◆ WHAT THE TASK ASKS: Output each entry verbatim and exclude every picture from it.
═════ ENTRIES SHOWN ═════
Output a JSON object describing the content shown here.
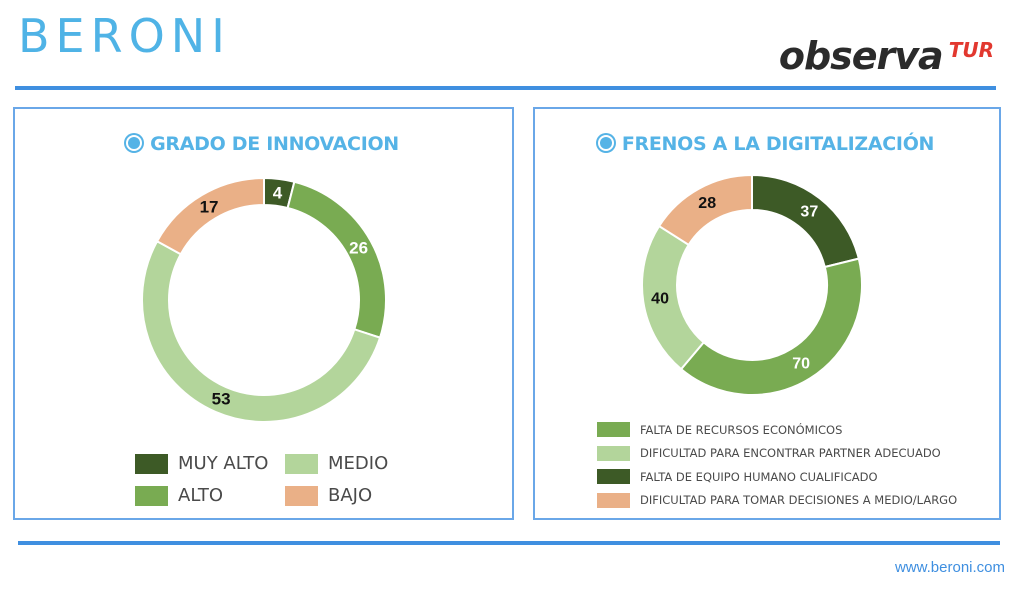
{
  "header": {
    "logo_left": "BERONI",
    "logo_right_main": "observa",
    "logo_right_suffix": "TUR"
  },
  "footer": {
    "url": "www.beroni.com"
  },
  "colors": {
    "brand_blue": "#3f8fe0",
    "title_blue": "#55b3e6",
    "muy_alto": "#3d5a26",
    "alto": "#79ab52",
    "medio": "#b3d59b",
    "bajo": "#eab087"
  },
  "chart_data": [
    {
      "type": "pie",
      "variant": "donut",
      "title": "GRADO DE INNOVACION",
      "categories": [
        "MUY ALTO",
        "ALTO",
        "MEDIO",
        "BAJO"
      ],
      "values": [
        4,
        26,
        53,
        17
      ],
      "data_labels": [
        "4",
        "26",
        "53",
        "17"
      ],
      "colors": [
        "#3d5a26",
        "#79ab52",
        "#b3d59b",
        "#eab087"
      ],
      "label_colors": [
        "#ffffff",
        "#ffffff",
        "#111111",
        "#111111"
      ],
      "legend": [
        {
          "label": "MUY ALTO",
          "color": "#3d5a26"
        },
        {
          "label": "MEDIO",
          "color": "#b3d59b"
        },
        {
          "label": "ALTO",
          "color": "#79ab52"
        },
        {
          "label": "BAJO",
          "color": "#eab087"
        }
      ],
      "legend_position": "bottom",
      "start": "top",
      "direction": "clockwise"
    },
    {
      "type": "pie",
      "variant": "donut",
      "title": "FRENOS A LA DIGITALIZACIÓN",
      "categories": [
        "FALTA DE EQUIPO HUMANO CUALIFICADO",
        "FALTA DE RECURSOS ECONÓMICOS",
        "DIFICULTAD PARA ENCONTRAR PARTNER ADECUADO",
        "DIFICULTAD PARA TOMAR DECISIONES A MEDIO/LARGO"
      ],
      "values": [
        37,
        70,
        40,
        28
      ],
      "data_labels": [
        "37",
        "70",
        "40",
        "28"
      ],
      "colors": [
        "#3d5a26",
        "#79ab52",
        "#b3d59b",
        "#eab087"
      ],
      "label_colors": [
        "#ffffff",
        "#ffffff",
        "#111111",
        "#111111"
      ],
      "legend": [
        {
          "label": "FALTA DE RECURSOS ECONÓMICOS",
          "color": "#79ab52"
        },
        {
          "label": "DIFICULTAD PARA ENCONTRAR PARTNER ADECUADO",
          "color": "#b3d59b"
        },
        {
          "label": "FALTA DE EQUIPO HUMANO CUALIFICADO",
          "color": "#3d5a26"
        },
        {
          "label": "DIFICULTAD PARA TOMAR DECISIONES A MEDIO/LARGO",
          "color": "#eab087"
        }
      ],
      "legend_position": "bottom",
      "start": "top",
      "direction": "clockwise"
    }
  ]
}
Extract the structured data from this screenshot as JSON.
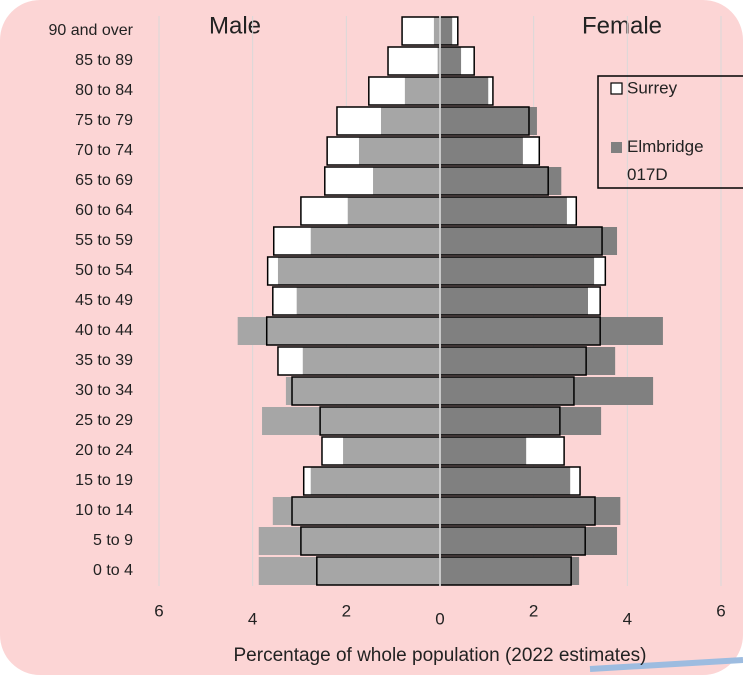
{
  "chart_data": {
    "type": "pyramid",
    "left_label": "Male",
    "right_label": "Female",
    "xlabel": "Percentage of whole population (2022 estimates)",
    "categories": [
      "0 to 4",
      "5 to 9",
      "10 to 14",
      "15 to 19",
      "20 to 24",
      "25 to 29",
      "30 to 34",
      "35 to 39",
      "40 to 44",
      "45 to 49",
      "50 to 54",
      "55 to 59",
      "60 to 64",
      "65 to 69",
      "70 to 74",
      "75 to 79",
      "80 to 84",
      "85 to 89",
      "90 and over"
    ],
    "xlim": [
      -6,
      6
    ],
    "xticks": [
      {
        "value": -6,
        "label": "6"
      },
      {
        "value": -4,
        "label": "4"
      },
      {
        "value": -2,
        "label": "2"
      },
      0,
      2,
      4,
      6
    ],
    "grid": true,
    "legend": "right",
    "series": [
      {
        "name": "Surrey",
        "color": "#ffffff",
        "edgecolor": "#000000",
        "male_values": [
          2.63,
          2.97,
          3.16,
          2.91,
          2.52,
          2.56,
          3.16,
          3.46,
          3.7,
          3.57,
          3.68,
          3.55,
          2.97,
          2.46,
          2.41,
          2.2,
          1.52,
          1.11,
          0.81
        ],
        "female_values": [
          2.8,
          3.1,
          3.31,
          2.99,
          2.65,
          2.56,
          2.86,
          3.12,
          3.42,
          3.42,
          3.53,
          3.46,
          2.91,
          2.31,
          2.12,
          1.9,
          1.13,
          0.73,
          0.38
        ]
      },
      {
        "name": "Elmbridge 017D",
        "color": "#a6a6a6",
        "female_color": "#808080",
        "male_values": [
          3.87,
          3.87,
          3.57,
          2.76,
          2.07,
          3.8,
          3.29,
          2.93,
          4.32,
          3.06,
          3.46,
          2.76,
          1.97,
          1.43,
          1.73,
          1.26,
          0.75,
          0.05,
          0.13
        ],
        "female_values": [
          2.97,
          3.78,
          3.85,
          2.78,
          1.84,
          3.44,
          4.55,
          3.74,
          4.76,
          3.16,
          3.29,
          3.78,
          2.71,
          2.59,
          1.77,
          2.07,
          1.03,
          0.45,
          0.26
        ]
      }
    ]
  }
}
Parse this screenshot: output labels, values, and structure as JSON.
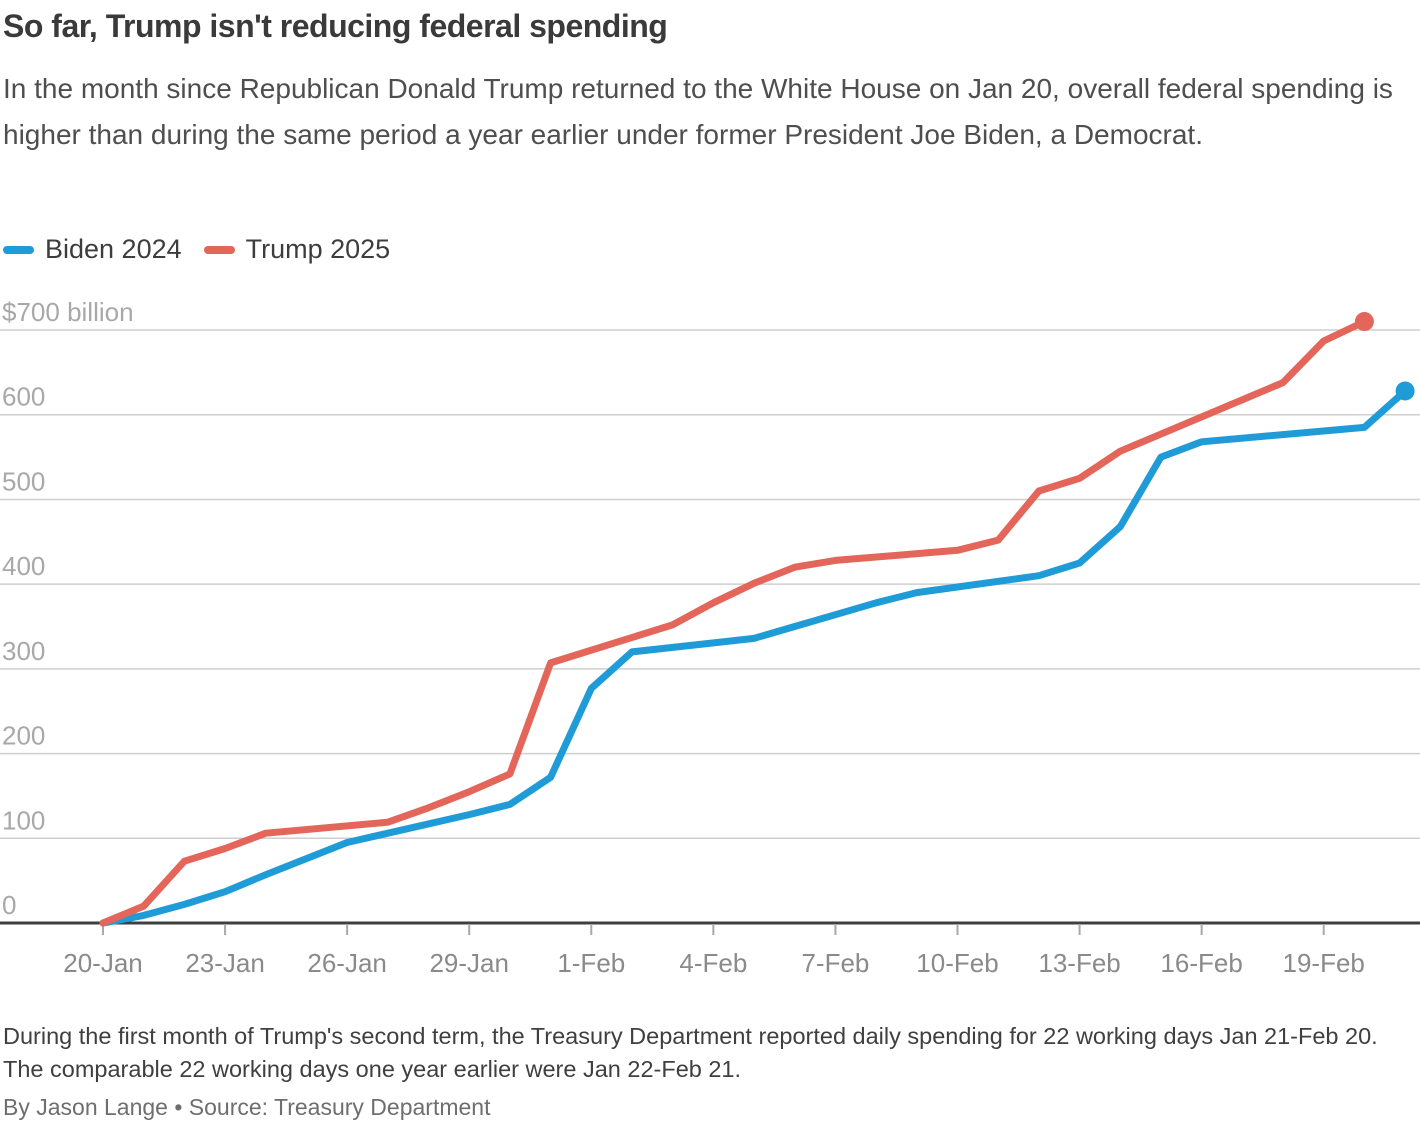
═════
◆ FINISHED TASK:
Output a JSON object describing the content shown here.
{
  "header": {
    "logo_left": "BERONI",
    "logo_right_main": "observa",
    "logo_right_suffix": "TUR"
  },
  "footer": {
    "url": "www.beroni.com"
  },
  "colors": {
    "brand_blue": "#3f8fe0",
    "title_blue": "#55b3e6",
    "muy_alto": "#3d5a26",
    "alto": "#79ab52",
    "medio": "#b3d59b",
    "bajo": "#eab087"
  },
  "chart_data": [
    {
      "type": "pie",
      "variant": "donut",
      "title": "GRADO DE INNOVACION",
      "categories": [
        "MUY ALTO",
        "ALTO",
        "MEDIO",
        "BAJO"
      ],
      "values": [
        4,
        26,
        53,
        17
      ],
      "data_labels": [
        "4",
        "26",
        "53",
        "17"
      ],
      "colors": [
        "#3d5a26",
        "#79ab52",
        "#b3d59b",
        "#eab087"
      ],
      "label_colors": [
        "#ffffff",
        "#ffffff",
        "#111111",
        "#111111"
      ],
      "legend": [
        {
          "label": "MUY ALTO",
          "color": "#3d5a26"
        },
        {
          "label": "MEDIO",
          "color": "#b3d59b"
        },
        {
          "label": "ALTO",
          "color": "#79ab52"
        },
        {
          "label": "BAJO",
          "color": "#eab087"
        }
      ],
      "legend_position": "bottom",
      "start": "top",
      "direction": "clockwise"
    },
    {
      "type": "pie",
      "variant": "donut",
      "title": "FRENOS A LA DIGITALIZACIÓN",
      "categories": [
        "FALTA DE EQUIPO HUMANO CUALIFICADO",
        "FALTA DE RECURSOS ECONÓMICOS",
        "DIFICULTAD PARA ENCONTRAR PARTNER ADECUADO",
        "DIFICULTAD PARA TOMAR DECISIONES A MEDIO/LARGO"
      ],
      "values": [
        37,
        70,
        40,
        28
      ],
      "data_labels": [
        "37",
        "70",
        "40",
        "28"
      ],
      "colors": [
        "#3d5a26",
        "#79ab52",
        "#b3d59b",
        "#eab087"
      ],
      "label_colors": [
        "#ffffff",
        "#ffffff",
        "#111111",
        "#111111"
      ],
      "legend": [
        {
          "label": "FALTA DE RECURSOS ECONÓMICOS",
          "color": "#79ab52"
        },
        {
          "label": "DIFICULTAD PARA ENCONTRAR PARTNER ADECUADO",
          "color": "#b3d59b"
        },
        {
          "label": "FALTA DE EQUIPO HUMANO CUALIFICADO",
          "color": "#3d5a26"
        },
        {
          "label": "DIFICULTAD PARA TOMAR DECISIONES A MEDIO/LARGO",
          "color": "#eab087"
        }
      ],
      "legend_position": "bottom",
      "start": "top",
      "direction": "clockwise"
    }
  ]
}
Extract the structured data from this screenshot as JSON.
{
  "chart_data": {
    "type": "pyramid",
    "left_label": "Male",
    "right_label": "Female",
    "xlabel": "Percentage of whole population (2022 estimates)",
    "categories": [
      "0 to 4",
      "5 to 9",
      "10 to 14",
      "15 to 19",
      "20 to 24",
      "25 to 29",
      "30 to 34",
      "35 to 39",
      "40 to 44",
      "45 to 49",
      "50 to 54",
      "55 to 59",
      "60 to 64",
      "65 to 69",
      "70 to 74",
      "75 to 79",
      "80 to 84",
      "85 to 89",
      "90 and over"
    ],
    "xlim": [
      -6,
      6
    ],
    "xticks": [
      {
        "value": -6,
        "label": "6"
      },
      {
        "value": -4,
        "label": "4"
      },
      {
        "value": -2,
        "label": "2"
      },
      0,
      2,
      4,
      6
    ],
    "grid": true,
    "legend": "right",
    "series": [
      {
        "name": "Surrey",
        "color": "#ffffff",
        "edgecolor": "#000000",
        "male_values": [
          2.63,
          2.97,
          3.16,
          2.91,
          2.52,
          2.56,
          3.16,
          3.46,
          3.7,
          3.57,
          3.68,
          3.55,
          2.97,
          2.46,
          2.41,
          2.2,
          1.52,
          1.11,
          0.81
        ],
        "female_values": [
          2.8,
          3.1,
          3.31,
          2.99,
          2.65,
          2.56,
          2.86,
          3.12,
          3.42,
          3.42,
          3.53,
          3.46,
          2.91,
          2.31,
          2.12,
          1.9,
          1.13,
          0.73,
          0.38
        ]
      },
      {
        "name": "Elmbridge 017D",
        "color": "#a6a6a6",
        "female_color": "#808080",
        "male_values": [
          3.87,
          3.87,
          3.57,
          2.76,
          2.07,
          3.8,
          3.29,
          2.93,
          4.32,
          3.06,
          3.46,
          2.76,
          1.97,
          1.43,
          1.73,
          1.26,
          0.75,
          0.05,
          0.13
        ],
        "female_values": [
          2.97,
          3.78,
          3.85,
          2.78,
          1.84,
          3.44,
          4.55,
          3.74,
          4.76,
          3.16,
          3.29,
          3.78,
          2.71,
          2.59,
          1.77,
          2.07,
          1.03,
          0.45,
          0.26
        ]
      }
    ]
  }
}
Parse this screenshot: output labels, values, and structure as JSON.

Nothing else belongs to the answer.